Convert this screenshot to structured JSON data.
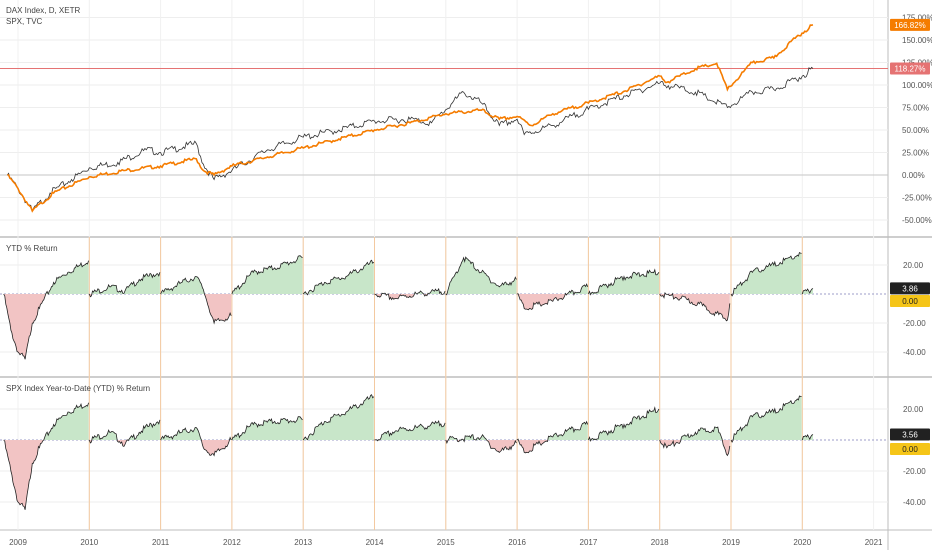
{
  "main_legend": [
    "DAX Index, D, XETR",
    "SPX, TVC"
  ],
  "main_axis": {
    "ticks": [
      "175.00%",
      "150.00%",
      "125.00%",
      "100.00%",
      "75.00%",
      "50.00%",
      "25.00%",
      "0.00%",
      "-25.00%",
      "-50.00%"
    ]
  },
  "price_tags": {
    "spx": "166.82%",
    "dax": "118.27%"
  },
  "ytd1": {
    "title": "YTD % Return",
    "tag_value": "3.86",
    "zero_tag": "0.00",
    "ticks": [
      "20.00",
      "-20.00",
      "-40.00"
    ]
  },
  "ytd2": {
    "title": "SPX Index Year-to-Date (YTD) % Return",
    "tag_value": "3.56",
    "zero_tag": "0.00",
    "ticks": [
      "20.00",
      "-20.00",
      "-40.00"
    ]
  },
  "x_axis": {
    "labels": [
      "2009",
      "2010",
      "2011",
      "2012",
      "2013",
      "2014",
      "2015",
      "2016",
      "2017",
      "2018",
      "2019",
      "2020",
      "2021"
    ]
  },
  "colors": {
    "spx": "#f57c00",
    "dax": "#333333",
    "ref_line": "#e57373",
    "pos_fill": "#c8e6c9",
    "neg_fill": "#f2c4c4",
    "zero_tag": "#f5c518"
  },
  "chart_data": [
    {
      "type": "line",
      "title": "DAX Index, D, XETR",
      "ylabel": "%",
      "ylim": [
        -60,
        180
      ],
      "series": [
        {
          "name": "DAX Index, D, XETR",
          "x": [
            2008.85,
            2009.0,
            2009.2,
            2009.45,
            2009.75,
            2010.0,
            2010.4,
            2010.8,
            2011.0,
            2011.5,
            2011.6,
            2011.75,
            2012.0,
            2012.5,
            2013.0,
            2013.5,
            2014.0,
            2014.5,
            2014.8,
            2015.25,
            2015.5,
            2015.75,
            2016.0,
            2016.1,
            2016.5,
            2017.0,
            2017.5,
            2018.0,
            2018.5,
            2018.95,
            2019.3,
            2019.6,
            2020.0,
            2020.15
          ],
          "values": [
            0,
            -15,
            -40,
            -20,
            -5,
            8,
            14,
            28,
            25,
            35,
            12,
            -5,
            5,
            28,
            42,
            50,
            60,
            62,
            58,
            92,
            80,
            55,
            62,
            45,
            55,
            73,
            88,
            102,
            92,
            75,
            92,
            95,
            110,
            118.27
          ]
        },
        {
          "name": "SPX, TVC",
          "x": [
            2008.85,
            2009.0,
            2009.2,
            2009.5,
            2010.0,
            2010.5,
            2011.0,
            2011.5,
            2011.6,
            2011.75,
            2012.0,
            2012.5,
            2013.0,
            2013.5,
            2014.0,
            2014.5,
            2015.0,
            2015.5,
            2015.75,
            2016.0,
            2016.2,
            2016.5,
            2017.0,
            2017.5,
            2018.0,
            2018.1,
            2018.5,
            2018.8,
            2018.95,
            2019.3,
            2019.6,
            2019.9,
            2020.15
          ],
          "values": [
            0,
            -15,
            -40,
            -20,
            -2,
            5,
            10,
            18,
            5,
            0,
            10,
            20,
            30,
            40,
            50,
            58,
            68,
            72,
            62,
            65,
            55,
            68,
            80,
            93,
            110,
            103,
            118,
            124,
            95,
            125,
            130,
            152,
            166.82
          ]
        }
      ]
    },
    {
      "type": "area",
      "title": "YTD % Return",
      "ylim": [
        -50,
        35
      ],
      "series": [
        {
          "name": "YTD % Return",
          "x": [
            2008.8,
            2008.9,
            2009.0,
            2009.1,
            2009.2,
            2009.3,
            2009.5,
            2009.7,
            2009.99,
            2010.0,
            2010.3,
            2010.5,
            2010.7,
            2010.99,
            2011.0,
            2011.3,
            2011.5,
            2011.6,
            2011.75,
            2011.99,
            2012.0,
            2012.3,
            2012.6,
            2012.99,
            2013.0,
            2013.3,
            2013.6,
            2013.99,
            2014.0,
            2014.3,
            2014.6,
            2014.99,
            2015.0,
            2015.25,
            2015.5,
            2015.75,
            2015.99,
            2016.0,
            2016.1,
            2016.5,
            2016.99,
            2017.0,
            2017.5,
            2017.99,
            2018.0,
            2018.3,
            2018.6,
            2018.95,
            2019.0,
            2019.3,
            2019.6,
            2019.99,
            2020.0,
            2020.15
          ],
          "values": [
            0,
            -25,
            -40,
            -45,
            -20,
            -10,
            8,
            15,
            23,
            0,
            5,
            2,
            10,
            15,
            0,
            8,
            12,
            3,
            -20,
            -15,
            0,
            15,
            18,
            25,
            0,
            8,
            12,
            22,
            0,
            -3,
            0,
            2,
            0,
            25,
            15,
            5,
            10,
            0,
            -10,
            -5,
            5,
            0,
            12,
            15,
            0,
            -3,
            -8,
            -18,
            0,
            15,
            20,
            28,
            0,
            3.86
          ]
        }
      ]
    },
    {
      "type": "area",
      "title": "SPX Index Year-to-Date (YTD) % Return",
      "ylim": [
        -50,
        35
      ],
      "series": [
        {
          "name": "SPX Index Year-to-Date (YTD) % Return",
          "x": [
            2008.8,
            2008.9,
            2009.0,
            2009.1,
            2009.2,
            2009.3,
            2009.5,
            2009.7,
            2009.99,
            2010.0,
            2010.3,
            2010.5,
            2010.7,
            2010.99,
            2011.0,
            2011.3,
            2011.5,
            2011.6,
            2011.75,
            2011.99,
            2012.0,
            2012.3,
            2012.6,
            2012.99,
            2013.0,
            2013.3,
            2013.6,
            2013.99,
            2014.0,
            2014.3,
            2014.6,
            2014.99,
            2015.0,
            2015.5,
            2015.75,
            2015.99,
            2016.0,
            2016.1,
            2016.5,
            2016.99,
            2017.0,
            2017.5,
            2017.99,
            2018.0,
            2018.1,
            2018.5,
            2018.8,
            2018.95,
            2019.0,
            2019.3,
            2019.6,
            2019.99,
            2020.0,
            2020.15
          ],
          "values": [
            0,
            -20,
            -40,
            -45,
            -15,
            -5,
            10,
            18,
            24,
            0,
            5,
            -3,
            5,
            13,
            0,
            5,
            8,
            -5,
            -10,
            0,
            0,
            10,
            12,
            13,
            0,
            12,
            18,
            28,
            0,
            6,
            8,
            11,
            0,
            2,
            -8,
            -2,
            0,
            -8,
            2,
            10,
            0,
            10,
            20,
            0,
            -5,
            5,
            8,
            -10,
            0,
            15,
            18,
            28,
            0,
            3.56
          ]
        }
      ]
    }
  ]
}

## AIM
Word for word, quote the lines above. Omit the pictures.

## EXPECTED ANSWER
Convert this screenshot to structured JSON data.
{
  "main_legend": [
    "DAX Index, D, XETR",
    "SPX, TVC"
  ],
  "main_axis": {
    "ticks": [
      "175.00%",
      "150.00%",
      "125.00%",
      "100.00%",
      "75.00%",
      "50.00%",
      "25.00%",
      "0.00%",
      "-25.00%",
      "-50.00%"
    ]
  },
  "price_tags": {
    "spx": "166.82%",
    "dax": "118.27%"
  },
  "ytd1": {
    "title": "YTD % Return",
    "tag_value": "3.86",
    "zero_tag": "0.00",
    "ticks": [
      "20.00",
      "-20.00",
      "-40.00"
    ]
  },
  "ytd2": {
    "title": "SPX Index Year-to-Date (YTD) % Return",
    "tag_value": "3.56",
    "zero_tag": "0.00",
    "ticks": [
      "20.00",
      "-20.00",
      "-40.00"
    ]
  },
  "x_axis": {
    "labels": [
      "2009",
      "2010",
      "2011",
      "2012",
      "2013",
      "2014",
      "2015",
      "2016",
      "2017",
      "2018",
      "2019",
      "2020",
      "2021"
    ]
  },
  "colors": {
    "spx": "#f57c00",
    "dax": "#333333",
    "ref_line": "#e57373",
    "pos_fill": "#c8e6c9",
    "neg_fill": "#f2c4c4",
    "zero_tag": "#f5c518"
  },
  "chart_data": [
    {
      "type": "line",
      "title": "DAX Index, D, XETR",
      "ylabel": "%",
      "ylim": [
        -60,
        180
      ],
      "series": [
        {
          "name": "DAX Index, D, XETR",
          "x": [
            2008.85,
            2009.0,
            2009.2,
            2009.45,
            2009.75,
            2010.0,
            2010.4,
            2010.8,
            2011.0,
            2011.5,
            2011.6,
            2011.75,
            2012.0,
            2012.5,
            2013.0,
            2013.5,
            2014.0,
            2014.5,
            2014.8,
            2015.25,
            2015.5,
            2015.75,
            2016.0,
            2016.1,
            2016.5,
            2017.0,
            2017.5,
            2018.0,
            2018.5,
            2018.95,
            2019.3,
            2019.6,
            2020.0,
            2020.15
          ],
          "values": [
            0,
            -15,
            -40,
            -20,
            -5,
            8,
            14,
            28,
            25,
            35,
            12,
            -5,
            5,
            28,
            42,
            50,
            60,
            62,
            58,
            92,
            80,
            55,
            62,
            45,
            55,
            73,
            88,
            102,
            92,
            75,
            92,
            95,
            110,
            118.27
          ]
        },
        {
          "name": "SPX, TVC",
          "x": [
            2008.85,
            2009.0,
            2009.2,
            2009.5,
            2010.0,
            2010.5,
            2011.0,
            2011.5,
            2011.6,
            2011.75,
            2012.0,
            2012.5,
            2013.0,
            2013.5,
            2014.0,
            2014.5,
            2015.0,
            2015.5,
            2015.75,
            2016.0,
            2016.2,
            2016.5,
            2017.0,
            2017.5,
            2018.0,
            2018.1,
            2018.5,
            2018.8,
            2018.95,
            2019.3,
            2019.6,
            2019.9,
            2020.15
          ],
          "values": [
            0,
            -15,
            -40,
            -20,
            -2,
            5,
            10,
            18,
            5,
            0,
            10,
            20,
            30,
            40,
            50,
            58,
            68,
            72,
            62,
            65,
            55,
            68,
            80,
            93,
            110,
            103,
            118,
            124,
            95,
            125,
            130,
            152,
            166.82
          ]
        }
      ]
    },
    {
      "type": "area",
      "title": "YTD % Return",
      "ylim": [
        -50,
        35
      ],
      "series": [
        {
          "name": "YTD % Return",
          "x": [
            2008.8,
            2008.9,
            2009.0,
            2009.1,
            2009.2,
            2009.3,
            2009.5,
            2009.7,
            2009.99,
            2010.0,
            2010.3,
            2010.5,
            2010.7,
            2010.99,
            2011.0,
            2011.3,
            2011.5,
            2011.6,
            2011.75,
            2011.99,
            2012.0,
            2012.3,
            2012.6,
            2012.99,
            2013.0,
            2013.3,
            2013.6,
            2013.99,
            2014.0,
            2014.3,
            2014.6,
            2014.99,
            2015.0,
            2015.25,
            2015.5,
            2015.75,
            2015.99,
            2016.0,
            2016.1,
            2016.5,
            2016.99,
            2017.0,
            2017.5,
            2017.99,
            2018.0,
            2018.3,
            2018.6,
            2018.95,
            2019.0,
            2019.3,
            2019.6,
            2019.99,
            2020.0,
            2020.15
          ],
          "values": [
            0,
            -25,
            -40,
            -45,
            -20,
            -10,
            8,
            15,
            23,
            0,
            5,
            2,
            10,
            15,
            0,
            8,
            12,
            3,
            -20,
            -15,
            0,
            15,
            18,
            25,
            0,
            8,
            12,
            22,
            0,
            -3,
            0,
            2,
            0,
            25,
            15,
            5,
            10,
            0,
            -10,
            -5,
            5,
            0,
            12,
            15,
            0,
            -3,
            -8,
            -18,
            0,
            15,
            20,
            28,
            0,
            3.86
          ]
        }
      ]
    },
    {
      "type": "area",
      "title": "SPX Index Year-to-Date (YTD) % Return",
      "ylim": [
        -50,
        35
      ],
      "series": [
        {
          "name": "SPX Index Year-to-Date (YTD) % Return",
          "x": [
            2008.8,
            2008.9,
            2009.0,
            2009.1,
            2009.2,
            2009.3,
            2009.5,
            2009.7,
            2009.99,
            2010.0,
            2010.3,
            2010.5,
            2010.7,
            2010.99,
            2011.0,
            2011.3,
            2011.5,
            2011.6,
            2011.75,
            2011.99,
            2012.0,
            2012.3,
            2012.6,
            2012.99,
            2013.0,
            2013.3,
            2013.6,
            2013.99,
            2014.0,
            2014.3,
            2014.6,
            2014.99,
            2015.0,
            2015.5,
            2015.75,
            2015.99,
            2016.0,
            2016.1,
            2016.5,
            2016.99,
            2017.0,
            2017.5,
            2017.99,
            2018.0,
            2018.1,
            2018.5,
            2018.8,
            2018.95,
            2019.0,
            2019.3,
            2019.6,
            2019.99,
            2020.0,
            2020.15
          ],
          "values": [
            0,
            -20,
            -40,
            -45,
            -15,
            -5,
            10,
            18,
            24,
            0,
            5,
            -3,
            5,
            13,
            0,
            5,
            8,
            -5,
            -10,
            0,
            0,
            10,
            12,
            13,
            0,
            12,
            18,
            28,
            0,
            6,
            8,
            11,
            0,
            2,
            -8,
            -2,
            0,
            -8,
            2,
            10,
            0,
            10,
            20,
            0,
            -5,
            5,
            8,
            -10,
            0,
            15,
            18,
            28,
            0,
            3.56
          ]
        }
      ]
    }
  ]
}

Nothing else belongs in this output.